→ What to produce
Say how many lines of these entries include the word "февраля", and answer with the number alone.

[Stored records]
________________________________________

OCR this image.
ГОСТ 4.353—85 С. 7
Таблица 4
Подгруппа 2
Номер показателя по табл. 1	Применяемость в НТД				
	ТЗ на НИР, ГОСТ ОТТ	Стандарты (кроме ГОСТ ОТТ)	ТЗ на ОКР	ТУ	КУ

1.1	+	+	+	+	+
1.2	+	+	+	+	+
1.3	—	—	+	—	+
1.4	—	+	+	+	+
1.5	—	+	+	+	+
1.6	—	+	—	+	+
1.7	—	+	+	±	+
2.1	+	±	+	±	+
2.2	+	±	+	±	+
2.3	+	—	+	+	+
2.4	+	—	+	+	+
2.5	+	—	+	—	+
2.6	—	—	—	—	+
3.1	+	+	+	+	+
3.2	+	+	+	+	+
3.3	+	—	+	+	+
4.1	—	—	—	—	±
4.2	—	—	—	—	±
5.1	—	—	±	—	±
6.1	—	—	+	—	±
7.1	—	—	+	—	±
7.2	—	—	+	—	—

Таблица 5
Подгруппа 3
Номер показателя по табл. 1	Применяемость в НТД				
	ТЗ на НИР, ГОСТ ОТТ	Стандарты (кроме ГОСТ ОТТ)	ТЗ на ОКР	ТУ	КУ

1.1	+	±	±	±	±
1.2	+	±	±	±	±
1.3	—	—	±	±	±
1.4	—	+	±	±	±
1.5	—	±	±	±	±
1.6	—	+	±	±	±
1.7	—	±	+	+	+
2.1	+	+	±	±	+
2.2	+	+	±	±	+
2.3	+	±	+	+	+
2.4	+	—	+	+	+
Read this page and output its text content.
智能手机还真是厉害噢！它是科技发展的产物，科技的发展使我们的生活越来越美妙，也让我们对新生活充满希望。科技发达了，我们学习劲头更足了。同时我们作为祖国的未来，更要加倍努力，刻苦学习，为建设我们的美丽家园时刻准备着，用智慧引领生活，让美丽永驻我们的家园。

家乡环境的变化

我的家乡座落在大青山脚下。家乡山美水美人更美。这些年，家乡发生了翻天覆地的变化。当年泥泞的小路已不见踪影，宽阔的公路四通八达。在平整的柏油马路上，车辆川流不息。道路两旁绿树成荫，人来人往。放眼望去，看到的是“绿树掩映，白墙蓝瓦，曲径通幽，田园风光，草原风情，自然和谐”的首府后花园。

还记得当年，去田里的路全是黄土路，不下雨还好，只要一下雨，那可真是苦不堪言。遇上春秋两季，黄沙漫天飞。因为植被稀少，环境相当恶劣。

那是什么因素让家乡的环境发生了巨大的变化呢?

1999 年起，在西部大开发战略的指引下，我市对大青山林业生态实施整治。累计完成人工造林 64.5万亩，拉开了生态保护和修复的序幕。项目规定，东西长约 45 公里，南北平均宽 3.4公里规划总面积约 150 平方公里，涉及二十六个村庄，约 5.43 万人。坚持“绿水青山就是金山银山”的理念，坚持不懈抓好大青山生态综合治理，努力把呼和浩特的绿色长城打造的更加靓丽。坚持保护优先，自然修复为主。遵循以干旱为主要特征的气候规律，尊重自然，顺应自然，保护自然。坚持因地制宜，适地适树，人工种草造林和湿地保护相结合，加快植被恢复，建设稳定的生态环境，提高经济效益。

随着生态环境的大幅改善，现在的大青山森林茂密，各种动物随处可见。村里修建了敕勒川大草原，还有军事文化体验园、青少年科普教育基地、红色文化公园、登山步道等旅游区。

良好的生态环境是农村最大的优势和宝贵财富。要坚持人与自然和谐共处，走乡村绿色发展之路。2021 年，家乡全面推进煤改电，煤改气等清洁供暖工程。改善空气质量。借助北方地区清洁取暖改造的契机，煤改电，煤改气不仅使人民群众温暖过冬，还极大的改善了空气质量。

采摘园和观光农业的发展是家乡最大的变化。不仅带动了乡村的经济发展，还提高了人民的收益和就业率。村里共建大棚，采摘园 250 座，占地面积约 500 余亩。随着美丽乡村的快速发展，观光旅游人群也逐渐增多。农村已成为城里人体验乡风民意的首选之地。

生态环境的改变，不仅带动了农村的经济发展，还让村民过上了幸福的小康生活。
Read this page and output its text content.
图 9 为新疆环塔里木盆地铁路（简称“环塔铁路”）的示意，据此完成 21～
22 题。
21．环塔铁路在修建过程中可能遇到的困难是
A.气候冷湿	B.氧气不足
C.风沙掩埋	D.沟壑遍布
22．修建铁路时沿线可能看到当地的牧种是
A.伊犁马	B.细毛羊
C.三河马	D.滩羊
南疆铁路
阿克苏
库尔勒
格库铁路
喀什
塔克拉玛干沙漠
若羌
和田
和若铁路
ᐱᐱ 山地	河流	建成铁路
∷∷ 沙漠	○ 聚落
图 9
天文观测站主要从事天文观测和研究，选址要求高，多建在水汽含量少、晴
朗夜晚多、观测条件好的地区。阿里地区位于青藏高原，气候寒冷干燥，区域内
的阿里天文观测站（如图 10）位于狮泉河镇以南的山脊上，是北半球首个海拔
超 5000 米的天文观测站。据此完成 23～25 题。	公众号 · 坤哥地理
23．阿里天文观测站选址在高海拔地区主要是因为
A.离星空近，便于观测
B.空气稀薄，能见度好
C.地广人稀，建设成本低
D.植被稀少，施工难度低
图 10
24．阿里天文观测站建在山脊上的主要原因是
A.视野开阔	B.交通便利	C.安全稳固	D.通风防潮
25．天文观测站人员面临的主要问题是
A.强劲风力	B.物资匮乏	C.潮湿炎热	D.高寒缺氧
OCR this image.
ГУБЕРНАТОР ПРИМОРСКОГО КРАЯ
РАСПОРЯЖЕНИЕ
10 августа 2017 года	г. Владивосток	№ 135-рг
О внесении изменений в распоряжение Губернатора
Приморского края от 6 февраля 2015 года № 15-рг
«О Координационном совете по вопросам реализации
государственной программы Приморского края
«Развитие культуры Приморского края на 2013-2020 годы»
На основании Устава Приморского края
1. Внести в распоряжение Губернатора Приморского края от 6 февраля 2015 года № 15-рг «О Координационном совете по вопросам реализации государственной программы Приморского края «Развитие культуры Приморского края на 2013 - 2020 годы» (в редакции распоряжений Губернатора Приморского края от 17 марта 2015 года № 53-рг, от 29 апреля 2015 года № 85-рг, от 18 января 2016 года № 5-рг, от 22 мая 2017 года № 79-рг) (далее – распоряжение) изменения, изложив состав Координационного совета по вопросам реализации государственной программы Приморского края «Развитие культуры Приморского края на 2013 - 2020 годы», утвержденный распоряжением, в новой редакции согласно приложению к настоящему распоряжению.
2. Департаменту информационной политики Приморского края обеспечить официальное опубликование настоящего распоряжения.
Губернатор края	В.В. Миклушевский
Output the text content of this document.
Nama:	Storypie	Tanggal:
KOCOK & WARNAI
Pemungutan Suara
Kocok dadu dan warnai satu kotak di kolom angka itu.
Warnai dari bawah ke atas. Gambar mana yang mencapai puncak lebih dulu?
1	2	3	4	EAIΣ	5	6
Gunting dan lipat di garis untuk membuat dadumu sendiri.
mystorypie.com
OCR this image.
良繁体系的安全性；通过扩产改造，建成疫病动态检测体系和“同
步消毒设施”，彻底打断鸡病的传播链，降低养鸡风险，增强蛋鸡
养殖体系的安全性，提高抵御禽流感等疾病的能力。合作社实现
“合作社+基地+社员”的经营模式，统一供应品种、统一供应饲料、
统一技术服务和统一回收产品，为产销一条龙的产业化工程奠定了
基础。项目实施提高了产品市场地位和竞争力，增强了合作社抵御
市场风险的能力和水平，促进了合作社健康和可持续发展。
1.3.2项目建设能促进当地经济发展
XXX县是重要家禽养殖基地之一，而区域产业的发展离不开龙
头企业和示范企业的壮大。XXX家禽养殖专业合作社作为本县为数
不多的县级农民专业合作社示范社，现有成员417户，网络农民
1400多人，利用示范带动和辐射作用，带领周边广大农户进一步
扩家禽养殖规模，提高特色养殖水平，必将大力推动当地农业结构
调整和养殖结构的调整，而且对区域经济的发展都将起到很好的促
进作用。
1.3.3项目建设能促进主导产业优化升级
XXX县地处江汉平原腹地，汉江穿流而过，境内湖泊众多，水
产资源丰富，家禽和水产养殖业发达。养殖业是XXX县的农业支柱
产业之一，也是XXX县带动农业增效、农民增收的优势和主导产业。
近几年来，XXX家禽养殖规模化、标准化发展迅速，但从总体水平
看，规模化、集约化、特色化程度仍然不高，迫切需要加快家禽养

________________________________________

→ Reply to the exercise
2